- _Problems to solve_
a – In the stapler patent excerpt, what does FIG. 7 show?
b – Rewrite the stretch of the stapler patent excerpt from "FIG. 5A shows" through "original rest position.", putting "trigger mechanism" wherever "trigger portion" appears.
c – Carry the stapler patent excerpt forward from its last line.

** start Document excerpt **

The present invention provides a reliable and simplified linkage. Further, the trigger portion is also simple and yet quite reliable.
The present invention can be best understood from the following specification and drawings, the following of which is a brief description.
BRIEF DESCRIPTION OF THE DRAWINGS
FIG. 1 shows a stapler in a relaxed position.
FIG. 2 shows a point during the initial movement of the stapler towards a firing position.
FIG. 3 shows a point subsequent to the FIG. 2 point.
FIG. 4 shows yet another subsequent point.
FIG. 5A shows yet another subsequent point.
FIG. 5B shows the position of the linkages and roller at the beginning of movement.
FIG. 5C shows a point subsequent to the FIG. 5A point, and in particular the firing point.
FIG. 5D shows the structure and movement of the trigger portion as it moves toward the firing point.
FIG. 5E shows the structure and movement of the trigger portion as it is returned to its original rest position.
FIG. 6A shows a first view of a return spring.
FIG. 6B shows a second view of the return spring.
FIG. 7 shows an alternate embodiment.

** end Document excerpt **
** start Stored rows **

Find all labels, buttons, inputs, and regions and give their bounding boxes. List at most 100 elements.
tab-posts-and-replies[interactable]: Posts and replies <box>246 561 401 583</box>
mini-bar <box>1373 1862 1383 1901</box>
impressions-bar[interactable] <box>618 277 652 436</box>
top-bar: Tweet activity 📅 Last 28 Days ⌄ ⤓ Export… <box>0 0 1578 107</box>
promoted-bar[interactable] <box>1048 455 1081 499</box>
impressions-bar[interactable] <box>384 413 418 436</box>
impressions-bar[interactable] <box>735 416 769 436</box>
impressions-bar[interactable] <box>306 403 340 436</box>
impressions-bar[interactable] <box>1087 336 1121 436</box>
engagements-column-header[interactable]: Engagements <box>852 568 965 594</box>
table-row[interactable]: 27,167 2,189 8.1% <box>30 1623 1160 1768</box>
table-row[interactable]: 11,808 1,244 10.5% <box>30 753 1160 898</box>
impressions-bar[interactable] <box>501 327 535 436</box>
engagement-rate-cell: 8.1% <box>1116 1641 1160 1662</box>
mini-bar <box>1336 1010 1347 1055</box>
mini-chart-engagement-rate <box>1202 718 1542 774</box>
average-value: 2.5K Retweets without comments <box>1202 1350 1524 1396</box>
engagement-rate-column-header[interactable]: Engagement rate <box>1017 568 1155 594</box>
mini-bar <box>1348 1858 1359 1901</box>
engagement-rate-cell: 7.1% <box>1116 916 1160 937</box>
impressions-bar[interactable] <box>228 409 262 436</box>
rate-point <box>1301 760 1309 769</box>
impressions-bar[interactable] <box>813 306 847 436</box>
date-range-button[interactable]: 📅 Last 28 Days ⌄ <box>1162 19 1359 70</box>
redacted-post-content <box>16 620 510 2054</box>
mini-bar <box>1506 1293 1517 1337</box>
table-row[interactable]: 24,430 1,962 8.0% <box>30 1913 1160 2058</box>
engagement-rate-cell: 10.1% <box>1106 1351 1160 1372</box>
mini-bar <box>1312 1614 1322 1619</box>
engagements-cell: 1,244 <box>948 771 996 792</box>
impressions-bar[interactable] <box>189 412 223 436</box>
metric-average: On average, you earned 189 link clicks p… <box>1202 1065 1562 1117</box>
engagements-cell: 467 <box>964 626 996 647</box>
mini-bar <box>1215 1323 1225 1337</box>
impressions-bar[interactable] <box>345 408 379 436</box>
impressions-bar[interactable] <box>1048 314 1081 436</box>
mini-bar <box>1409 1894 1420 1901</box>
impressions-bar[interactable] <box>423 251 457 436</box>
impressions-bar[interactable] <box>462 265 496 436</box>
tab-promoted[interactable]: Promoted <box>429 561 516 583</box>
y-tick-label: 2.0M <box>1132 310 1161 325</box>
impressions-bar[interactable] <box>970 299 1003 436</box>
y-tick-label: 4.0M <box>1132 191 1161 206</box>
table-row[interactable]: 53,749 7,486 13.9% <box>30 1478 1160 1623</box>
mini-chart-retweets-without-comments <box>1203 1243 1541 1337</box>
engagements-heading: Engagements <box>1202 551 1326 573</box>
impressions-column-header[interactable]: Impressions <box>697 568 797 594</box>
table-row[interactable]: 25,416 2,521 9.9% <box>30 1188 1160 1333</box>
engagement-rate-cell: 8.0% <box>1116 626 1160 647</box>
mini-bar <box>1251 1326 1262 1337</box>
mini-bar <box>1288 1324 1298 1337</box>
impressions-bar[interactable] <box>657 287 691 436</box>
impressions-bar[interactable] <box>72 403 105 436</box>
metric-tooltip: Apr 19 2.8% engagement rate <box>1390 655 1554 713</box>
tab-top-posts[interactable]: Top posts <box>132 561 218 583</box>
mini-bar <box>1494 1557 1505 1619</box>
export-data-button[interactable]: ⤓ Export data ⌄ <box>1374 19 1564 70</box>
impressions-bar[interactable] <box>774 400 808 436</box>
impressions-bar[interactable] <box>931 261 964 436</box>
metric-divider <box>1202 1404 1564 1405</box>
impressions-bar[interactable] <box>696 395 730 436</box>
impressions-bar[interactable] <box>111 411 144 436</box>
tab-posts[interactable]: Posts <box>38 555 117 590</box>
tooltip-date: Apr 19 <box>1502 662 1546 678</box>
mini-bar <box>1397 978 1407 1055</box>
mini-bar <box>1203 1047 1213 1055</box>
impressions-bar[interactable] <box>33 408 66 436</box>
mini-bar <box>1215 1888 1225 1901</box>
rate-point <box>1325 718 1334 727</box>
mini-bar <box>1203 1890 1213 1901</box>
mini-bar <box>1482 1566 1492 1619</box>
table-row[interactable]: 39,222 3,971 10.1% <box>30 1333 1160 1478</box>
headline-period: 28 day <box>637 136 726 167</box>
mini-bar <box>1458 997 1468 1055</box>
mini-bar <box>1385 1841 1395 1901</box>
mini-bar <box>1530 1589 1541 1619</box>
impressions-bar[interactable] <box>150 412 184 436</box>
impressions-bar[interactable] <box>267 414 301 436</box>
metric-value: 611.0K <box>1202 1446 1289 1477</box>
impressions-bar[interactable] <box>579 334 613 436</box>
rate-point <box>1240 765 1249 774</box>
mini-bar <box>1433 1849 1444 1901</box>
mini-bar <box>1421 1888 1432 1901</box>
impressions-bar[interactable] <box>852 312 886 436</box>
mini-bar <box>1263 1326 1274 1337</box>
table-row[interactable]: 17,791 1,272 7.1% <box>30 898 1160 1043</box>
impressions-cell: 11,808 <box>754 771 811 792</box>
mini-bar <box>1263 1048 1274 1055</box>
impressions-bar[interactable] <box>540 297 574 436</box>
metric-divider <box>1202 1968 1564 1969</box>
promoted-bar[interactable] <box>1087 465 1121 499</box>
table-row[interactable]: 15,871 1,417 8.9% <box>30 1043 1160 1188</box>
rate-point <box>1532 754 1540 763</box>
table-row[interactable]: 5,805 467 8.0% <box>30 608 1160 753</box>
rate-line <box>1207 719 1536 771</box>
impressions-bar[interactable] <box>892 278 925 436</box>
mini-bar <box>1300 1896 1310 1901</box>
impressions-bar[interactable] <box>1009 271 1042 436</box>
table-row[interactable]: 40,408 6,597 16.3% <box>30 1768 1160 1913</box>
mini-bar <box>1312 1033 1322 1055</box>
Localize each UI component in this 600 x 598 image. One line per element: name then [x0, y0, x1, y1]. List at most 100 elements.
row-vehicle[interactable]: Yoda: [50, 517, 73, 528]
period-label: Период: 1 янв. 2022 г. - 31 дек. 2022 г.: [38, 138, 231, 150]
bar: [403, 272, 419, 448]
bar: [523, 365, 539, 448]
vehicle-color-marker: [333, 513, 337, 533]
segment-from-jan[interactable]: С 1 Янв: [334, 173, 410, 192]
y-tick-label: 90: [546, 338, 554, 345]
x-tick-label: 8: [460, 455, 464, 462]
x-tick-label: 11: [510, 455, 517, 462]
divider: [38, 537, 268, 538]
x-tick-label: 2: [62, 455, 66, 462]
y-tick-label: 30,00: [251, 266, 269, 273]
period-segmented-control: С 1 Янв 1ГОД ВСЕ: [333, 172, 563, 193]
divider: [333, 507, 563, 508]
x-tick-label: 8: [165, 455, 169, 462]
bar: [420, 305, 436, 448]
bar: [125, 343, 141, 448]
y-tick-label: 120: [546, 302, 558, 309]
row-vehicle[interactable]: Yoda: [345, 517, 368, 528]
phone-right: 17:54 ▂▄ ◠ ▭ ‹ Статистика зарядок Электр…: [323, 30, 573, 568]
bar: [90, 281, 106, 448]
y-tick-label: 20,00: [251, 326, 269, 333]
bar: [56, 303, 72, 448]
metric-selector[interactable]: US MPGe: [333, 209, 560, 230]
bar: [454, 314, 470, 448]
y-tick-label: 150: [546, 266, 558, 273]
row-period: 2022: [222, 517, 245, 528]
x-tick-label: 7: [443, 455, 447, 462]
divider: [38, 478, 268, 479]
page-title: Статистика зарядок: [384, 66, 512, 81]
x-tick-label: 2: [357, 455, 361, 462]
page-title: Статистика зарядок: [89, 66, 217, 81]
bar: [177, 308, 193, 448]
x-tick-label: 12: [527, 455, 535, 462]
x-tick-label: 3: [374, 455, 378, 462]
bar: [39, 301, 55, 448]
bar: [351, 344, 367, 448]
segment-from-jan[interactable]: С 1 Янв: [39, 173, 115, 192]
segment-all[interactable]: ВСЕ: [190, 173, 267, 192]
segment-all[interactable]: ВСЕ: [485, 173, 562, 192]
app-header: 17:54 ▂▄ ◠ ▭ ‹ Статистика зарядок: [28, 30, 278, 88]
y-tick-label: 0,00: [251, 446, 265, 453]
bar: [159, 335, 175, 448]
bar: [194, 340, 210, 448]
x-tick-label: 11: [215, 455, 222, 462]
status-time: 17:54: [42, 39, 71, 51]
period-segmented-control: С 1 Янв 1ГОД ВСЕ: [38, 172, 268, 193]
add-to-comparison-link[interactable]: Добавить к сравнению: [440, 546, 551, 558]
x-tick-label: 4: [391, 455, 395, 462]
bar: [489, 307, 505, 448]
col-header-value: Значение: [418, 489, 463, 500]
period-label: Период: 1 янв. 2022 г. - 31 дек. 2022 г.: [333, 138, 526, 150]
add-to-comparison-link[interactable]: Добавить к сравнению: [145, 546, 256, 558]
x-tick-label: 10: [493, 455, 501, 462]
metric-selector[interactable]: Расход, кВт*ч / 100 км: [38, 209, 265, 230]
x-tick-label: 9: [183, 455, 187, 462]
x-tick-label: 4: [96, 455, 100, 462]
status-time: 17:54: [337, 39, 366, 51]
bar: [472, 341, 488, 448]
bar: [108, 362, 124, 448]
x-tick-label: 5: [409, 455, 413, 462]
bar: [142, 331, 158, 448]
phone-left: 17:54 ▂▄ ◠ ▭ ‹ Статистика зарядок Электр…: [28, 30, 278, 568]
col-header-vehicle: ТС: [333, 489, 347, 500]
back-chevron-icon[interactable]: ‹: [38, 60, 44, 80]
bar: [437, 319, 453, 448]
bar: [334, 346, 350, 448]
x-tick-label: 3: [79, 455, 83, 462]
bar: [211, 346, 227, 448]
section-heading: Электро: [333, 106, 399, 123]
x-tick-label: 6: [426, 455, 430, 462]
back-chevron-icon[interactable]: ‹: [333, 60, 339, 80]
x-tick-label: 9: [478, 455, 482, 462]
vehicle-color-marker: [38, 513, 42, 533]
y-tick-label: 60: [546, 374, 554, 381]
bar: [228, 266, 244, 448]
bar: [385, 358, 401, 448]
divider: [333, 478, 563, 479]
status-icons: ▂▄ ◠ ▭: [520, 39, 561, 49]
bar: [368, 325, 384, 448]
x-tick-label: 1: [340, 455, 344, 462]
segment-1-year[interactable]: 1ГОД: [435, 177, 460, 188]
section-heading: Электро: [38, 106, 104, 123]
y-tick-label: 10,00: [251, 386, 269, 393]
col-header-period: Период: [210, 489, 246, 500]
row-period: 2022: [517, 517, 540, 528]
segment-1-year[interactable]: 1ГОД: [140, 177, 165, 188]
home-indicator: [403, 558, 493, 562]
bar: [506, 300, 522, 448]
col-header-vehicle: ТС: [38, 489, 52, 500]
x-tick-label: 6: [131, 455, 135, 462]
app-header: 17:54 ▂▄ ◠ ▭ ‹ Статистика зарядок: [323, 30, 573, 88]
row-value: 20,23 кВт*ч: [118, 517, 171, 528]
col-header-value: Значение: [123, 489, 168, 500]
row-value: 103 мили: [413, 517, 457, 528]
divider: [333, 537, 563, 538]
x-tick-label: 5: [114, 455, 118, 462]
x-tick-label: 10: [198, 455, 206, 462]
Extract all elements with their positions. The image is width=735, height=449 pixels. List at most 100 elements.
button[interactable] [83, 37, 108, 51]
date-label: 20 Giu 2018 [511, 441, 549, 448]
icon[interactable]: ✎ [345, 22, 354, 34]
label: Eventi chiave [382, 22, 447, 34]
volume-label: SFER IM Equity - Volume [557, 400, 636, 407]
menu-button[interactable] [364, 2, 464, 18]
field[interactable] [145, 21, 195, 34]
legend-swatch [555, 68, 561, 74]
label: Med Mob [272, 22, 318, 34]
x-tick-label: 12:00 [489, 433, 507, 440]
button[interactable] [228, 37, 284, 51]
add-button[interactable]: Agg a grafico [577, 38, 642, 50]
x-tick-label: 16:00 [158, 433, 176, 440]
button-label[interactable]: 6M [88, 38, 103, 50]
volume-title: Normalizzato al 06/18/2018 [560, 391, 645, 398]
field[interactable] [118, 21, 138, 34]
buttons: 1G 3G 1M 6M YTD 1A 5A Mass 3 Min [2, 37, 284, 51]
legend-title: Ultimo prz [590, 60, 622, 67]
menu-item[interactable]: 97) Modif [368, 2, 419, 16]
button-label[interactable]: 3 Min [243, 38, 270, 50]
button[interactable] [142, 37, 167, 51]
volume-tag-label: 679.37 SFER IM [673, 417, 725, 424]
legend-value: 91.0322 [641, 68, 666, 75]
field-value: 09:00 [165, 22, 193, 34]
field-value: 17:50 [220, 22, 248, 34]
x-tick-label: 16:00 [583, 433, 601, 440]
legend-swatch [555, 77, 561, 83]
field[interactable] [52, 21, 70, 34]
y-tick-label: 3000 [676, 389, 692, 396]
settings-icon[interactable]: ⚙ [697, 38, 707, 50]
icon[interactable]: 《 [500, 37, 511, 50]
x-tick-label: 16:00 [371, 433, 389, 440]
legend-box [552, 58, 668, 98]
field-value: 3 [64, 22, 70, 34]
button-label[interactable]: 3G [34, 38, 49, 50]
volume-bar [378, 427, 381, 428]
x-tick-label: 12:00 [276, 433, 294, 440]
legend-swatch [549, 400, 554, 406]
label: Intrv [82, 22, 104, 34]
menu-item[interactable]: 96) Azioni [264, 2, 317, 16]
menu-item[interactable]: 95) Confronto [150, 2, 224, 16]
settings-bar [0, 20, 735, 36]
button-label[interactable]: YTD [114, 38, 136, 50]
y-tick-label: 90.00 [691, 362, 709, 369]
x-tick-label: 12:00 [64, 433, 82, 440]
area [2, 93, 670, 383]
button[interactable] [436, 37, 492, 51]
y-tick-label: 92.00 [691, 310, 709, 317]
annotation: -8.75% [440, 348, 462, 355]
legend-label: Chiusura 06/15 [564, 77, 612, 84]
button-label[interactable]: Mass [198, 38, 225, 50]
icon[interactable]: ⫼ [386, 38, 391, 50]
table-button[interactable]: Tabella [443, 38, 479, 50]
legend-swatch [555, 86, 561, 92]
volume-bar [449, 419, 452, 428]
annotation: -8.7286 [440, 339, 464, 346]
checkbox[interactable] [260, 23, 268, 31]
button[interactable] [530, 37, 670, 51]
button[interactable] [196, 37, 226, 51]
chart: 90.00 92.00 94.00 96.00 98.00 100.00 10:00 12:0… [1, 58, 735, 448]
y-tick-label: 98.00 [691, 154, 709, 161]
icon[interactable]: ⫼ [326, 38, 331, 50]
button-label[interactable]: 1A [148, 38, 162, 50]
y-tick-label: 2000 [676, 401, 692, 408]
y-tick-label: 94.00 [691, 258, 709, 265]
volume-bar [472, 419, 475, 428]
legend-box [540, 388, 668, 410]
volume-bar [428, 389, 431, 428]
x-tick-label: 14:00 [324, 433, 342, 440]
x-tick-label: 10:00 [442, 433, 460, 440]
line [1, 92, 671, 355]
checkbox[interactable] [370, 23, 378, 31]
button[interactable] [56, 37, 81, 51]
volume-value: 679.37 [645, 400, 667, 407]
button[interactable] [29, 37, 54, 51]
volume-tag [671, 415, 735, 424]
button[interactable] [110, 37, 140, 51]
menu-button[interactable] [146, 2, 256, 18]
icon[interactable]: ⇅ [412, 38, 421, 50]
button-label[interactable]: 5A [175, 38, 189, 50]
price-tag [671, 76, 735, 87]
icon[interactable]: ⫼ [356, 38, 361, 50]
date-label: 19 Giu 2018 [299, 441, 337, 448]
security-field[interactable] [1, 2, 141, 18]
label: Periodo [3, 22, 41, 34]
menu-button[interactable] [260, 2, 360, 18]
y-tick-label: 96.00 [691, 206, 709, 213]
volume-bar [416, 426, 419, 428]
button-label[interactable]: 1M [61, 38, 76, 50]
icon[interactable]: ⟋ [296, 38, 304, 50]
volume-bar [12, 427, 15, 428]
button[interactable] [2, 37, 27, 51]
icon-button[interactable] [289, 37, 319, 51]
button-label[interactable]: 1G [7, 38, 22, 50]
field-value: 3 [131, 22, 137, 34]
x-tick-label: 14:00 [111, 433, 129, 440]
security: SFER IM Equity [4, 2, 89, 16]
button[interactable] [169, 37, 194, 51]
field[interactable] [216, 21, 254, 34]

** end Stored rows **

- _Results_
a – An alternate embodiment.

b –
FIG. 5A shows yet another subsequent point.
FIG. 5B shows the position of the linkages and roller at the beginning of movement.
FIG. 5C shows a point subsequent to the FIG. 5A point, and in particular the firing point.
FIG. 5D shows the structure and movement of the trigger mechanism as it moves toward the firing point.
FIG. 5E shows the structure and movement of the trigger mechanism as it is returned to its original rest position.

c –
DETAILED DESCRIPTION OF THE PREFERRED EMBODIMENT
FIG. 1 shows a forward acting stapler 20. As shown, handle lever 22 is pivotally attached at pivot point 24 within a stapler housing 25. A pin creates a pivot point 26 pivotally connects a first link 28 to the handle lever 22. A roller 30 moves with the link 28, and is received in a slot 32 in a trigger lever 31. A holding link 34 also moves with the roller 30 and is pivotally attached at pivot point 36 to the stapler housing 25. Notably, the pivot point 36 and the pivot point 26 are on opposed sides of the handle lever 22, and on opposed sides of the pivot point 24. Also, notably, in this figure, the roller 30 is spaced toward the left hand side of the forward acting stapler 20 from pivot points 26, 24 or 36. The trigger lever 31 is pivotally connected at 40 to the housing by a structure having a surface 41 in contact with an upper surface of an elongate power spring 17. A trigger portion 46 of the trigger lever 31 extends forwardly of the nominal end 44 of the trigger lever 31. The trigger portion is mounted on the trigger lever with a pin/spring arrangement that will be described below.
A plunger 54 includes a plunger ledge 56 that is generally aligned with a forward portion 57 of the trigger portion 46. A magazine 58 indexes staples or nails to a position under the plunger, such that the plunger can drive the staple or nail into a work surface. A forward end 59 of the elongate power spring 17 is also received in the plunger.
The return spring 90 holds the handle lever 22 against a handle stop 18 in this position.
Generally, as the handle lever 22 is pivoted downwardly it causes the trigger lever 31 to pivot clockwise as shown in this figure. As this occurs, the forward portion 57 lifts the plunger 54 through the plunger ledge 56 and against the force of the elongate power spring 17. The forward portion 57 continues to lift the plunger 54 to a point at which the plunger 54 becomes disengaged from the trigger portion.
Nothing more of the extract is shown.